> _What to work on_
Please rewrite the items below, swapping every "bracelet" for "wristband" and leaving everything else unchanged.

> _Entries provided_
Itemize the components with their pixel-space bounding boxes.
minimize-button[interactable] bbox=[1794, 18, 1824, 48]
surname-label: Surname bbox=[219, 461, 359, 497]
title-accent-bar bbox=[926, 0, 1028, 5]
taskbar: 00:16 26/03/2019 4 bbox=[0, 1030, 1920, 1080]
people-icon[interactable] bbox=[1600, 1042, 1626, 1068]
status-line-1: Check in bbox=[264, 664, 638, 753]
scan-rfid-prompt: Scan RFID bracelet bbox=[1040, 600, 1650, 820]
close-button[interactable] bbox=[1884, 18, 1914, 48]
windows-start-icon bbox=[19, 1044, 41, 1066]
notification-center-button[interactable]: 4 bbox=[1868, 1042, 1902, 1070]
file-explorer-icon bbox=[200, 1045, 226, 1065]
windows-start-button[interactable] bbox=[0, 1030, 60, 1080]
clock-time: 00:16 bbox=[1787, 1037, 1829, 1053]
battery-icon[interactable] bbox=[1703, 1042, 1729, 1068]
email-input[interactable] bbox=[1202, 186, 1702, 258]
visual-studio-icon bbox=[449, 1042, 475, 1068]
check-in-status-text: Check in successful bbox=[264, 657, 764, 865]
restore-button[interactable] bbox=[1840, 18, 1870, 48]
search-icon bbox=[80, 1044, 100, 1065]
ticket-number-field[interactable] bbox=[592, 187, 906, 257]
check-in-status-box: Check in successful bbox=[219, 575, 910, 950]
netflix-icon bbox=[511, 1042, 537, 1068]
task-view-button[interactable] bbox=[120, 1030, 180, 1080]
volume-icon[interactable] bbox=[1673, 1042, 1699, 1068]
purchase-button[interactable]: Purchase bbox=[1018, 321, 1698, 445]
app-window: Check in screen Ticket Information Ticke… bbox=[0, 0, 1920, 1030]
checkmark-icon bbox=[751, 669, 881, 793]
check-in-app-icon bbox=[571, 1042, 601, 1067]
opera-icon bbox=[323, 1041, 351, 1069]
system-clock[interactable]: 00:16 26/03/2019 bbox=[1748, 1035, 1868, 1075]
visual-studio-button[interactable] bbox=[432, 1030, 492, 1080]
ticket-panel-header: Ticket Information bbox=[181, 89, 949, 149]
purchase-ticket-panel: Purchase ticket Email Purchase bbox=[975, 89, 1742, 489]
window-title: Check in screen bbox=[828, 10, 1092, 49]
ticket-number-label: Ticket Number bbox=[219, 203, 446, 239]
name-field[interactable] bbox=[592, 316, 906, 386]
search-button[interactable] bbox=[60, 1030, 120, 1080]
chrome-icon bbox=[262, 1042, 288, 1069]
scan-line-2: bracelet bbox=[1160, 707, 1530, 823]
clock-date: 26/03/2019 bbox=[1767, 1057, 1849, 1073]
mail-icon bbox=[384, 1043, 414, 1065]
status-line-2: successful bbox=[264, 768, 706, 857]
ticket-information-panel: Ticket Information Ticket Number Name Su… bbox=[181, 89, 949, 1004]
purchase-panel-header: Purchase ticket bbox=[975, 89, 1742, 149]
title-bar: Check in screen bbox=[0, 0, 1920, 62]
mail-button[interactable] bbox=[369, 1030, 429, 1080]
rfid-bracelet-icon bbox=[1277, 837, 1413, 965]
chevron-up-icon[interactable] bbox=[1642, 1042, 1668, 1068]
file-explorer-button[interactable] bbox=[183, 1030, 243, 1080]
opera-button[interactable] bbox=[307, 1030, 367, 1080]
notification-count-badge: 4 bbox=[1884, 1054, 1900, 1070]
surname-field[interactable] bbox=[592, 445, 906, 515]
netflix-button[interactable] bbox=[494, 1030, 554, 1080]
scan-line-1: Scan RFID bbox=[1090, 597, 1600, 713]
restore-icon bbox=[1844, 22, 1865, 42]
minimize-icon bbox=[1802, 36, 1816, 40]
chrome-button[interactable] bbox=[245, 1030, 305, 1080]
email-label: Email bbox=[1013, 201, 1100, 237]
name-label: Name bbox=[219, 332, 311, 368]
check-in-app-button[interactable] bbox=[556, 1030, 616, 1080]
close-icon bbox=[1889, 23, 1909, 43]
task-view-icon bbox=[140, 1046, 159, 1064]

> _Finished exercise_
Itemize the components with their pixel-space bounding boxes.
minimize-button[interactable] bbox=[1794, 18, 1824, 48]
surname-label: Surname bbox=[219, 461, 359, 497]
title-accent-bar bbox=[926, 0, 1028, 5]
taskbar: 00:16 26/03/2019 4 bbox=[0, 1030, 1920, 1080]
people-icon[interactable] bbox=[1600, 1042, 1626, 1068]
status-line-1: Check in bbox=[264, 664, 638, 753]
scan-rfid-prompt: Scan RFID wristband bbox=[1040, 600, 1650, 820]
close-button[interactable] bbox=[1884, 18, 1914, 48]
windows-start-icon bbox=[19, 1044, 41, 1066]
notification-center-button[interactable]: 4 bbox=[1868, 1042, 1902, 1070]
file-explorer-icon bbox=[200, 1045, 226, 1065]
windows-start-button[interactable] bbox=[0, 1030, 60, 1080]
clock-time: 00:16 bbox=[1787, 1037, 1829, 1053]
battery-icon[interactable] bbox=[1703, 1042, 1729, 1068]
email-input[interactable] bbox=[1202, 186, 1702, 258]
visual-studio-icon bbox=[449, 1042, 475, 1068]
check-in-status-text: Check in successful bbox=[264, 657, 764, 865]
restore-button[interactable] bbox=[1840, 18, 1870, 48]
search-icon bbox=[80, 1044, 100, 1065]
ticket-number-field[interactable] bbox=[592, 187, 906, 257]
check-in-status-box: Check in successful bbox=[219, 575, 910, 950]
netflix-icon bbox=[511, 1042, 537, 1068]
task-view-button[interactable] bbox=[120, 1030, 180, 1080]
volume-icon[interactable] bbox=[1673, 1042, 1699, 1068]
purchase-button[interactable]: Purchase bbox=[1018, 321, 1698, 445]
app-window: Check in screen Ticket Information Ticke… bbox=[0, 0, 1920, 1030]
checkmark-icon bbox=[751, 669, 881, 793]
check-in-app-icon bbox=[571, 1042, 601, 1067]
opera-icon bbox=[323, 1041, 351, 1069]
system-clock[interactable]: 00:16 26/03/2019 bbox=[1748, 1035, 1868, 1075]
visual-studio-button[interactable] bbox=[432, 1030, 492, 1080]
ticket-panel-header: Ticket Information bbox=[181, 89, 949, 149]
purchase-ticket-panel: Purchase ticket Email Purchase bbox=[975, 89, 1742, 489]
window-title: Check in screen bbox=[828, 10, 1092, 49]
ticket-number-label: Ticket Number bbox=[219, 203, 446, 239]
name-field[interactable] bbox=[592, 316, 906, 386]
search-button[interactable] bbox=[60, 1030, 120, 1080]
chrome-icon bbox=[262, 1042, 288, 1069]
scan-line-2: wristband bbox=[1160, 707, 1530, 823]
clock-date: 26/03/2019 bbox=[1767, 1057, 1849, 1073]
mail-icon bbox=[384, 1043, 414, 1065]
status-line-2: successful bbox=[264, 768, 706, 857]
ticket-information-panel: Ticket Information Ticket Number Name Su… bbox=[181, 89, 949, 1004]
purchase-panel-header: Purchase ticket bbox=[975, 89, 1742, 149]
title-bar: Check in screen bbox=[0, 0, 1920, 62]
mail-button[interactable] bbox=[369, 1030, 429, 1080]
rfid-wristband-icon bbox=[1277, 837, 1413, 965]
chevron-up-icon[interactable] bbox=[1642, 1042, 1668, 1068]
file-explorer-button[interactable] bbox=[183, 1030, 243, 1080]
opera-button[interactable] bbox=[307, 1030, 367, 1080]
notification-count-badge: 4 bbox=[1884, 1054, 1900, 1070]
surname-field[interactable] bbox=[592, 445, 906, 515]
netflix-button[interactable] bbox=[494, 1030, 554, 1080]
scan-line-1: Scan RFID bbox=[1090, 597, 1600, 713]
restore-icon bbox=[1844, 22, 1865, 42]
minimize-icon bbox=[1802, 36, 1816, 40]
chrome-button[interactable] bbox=[245, 1030, 305, 1080]
email-label: Email bbox=[1013, 201, 1100, 237]
name-label: Name bbox=[219, 332, 311, 368]
check-in-app-button[interactable] bbox=[556, 1030, 616, 1080]
close-icon bbox=[1889, 23, 1909, 43]
task-view-icon bbox=[140, 1046, 159, 1064]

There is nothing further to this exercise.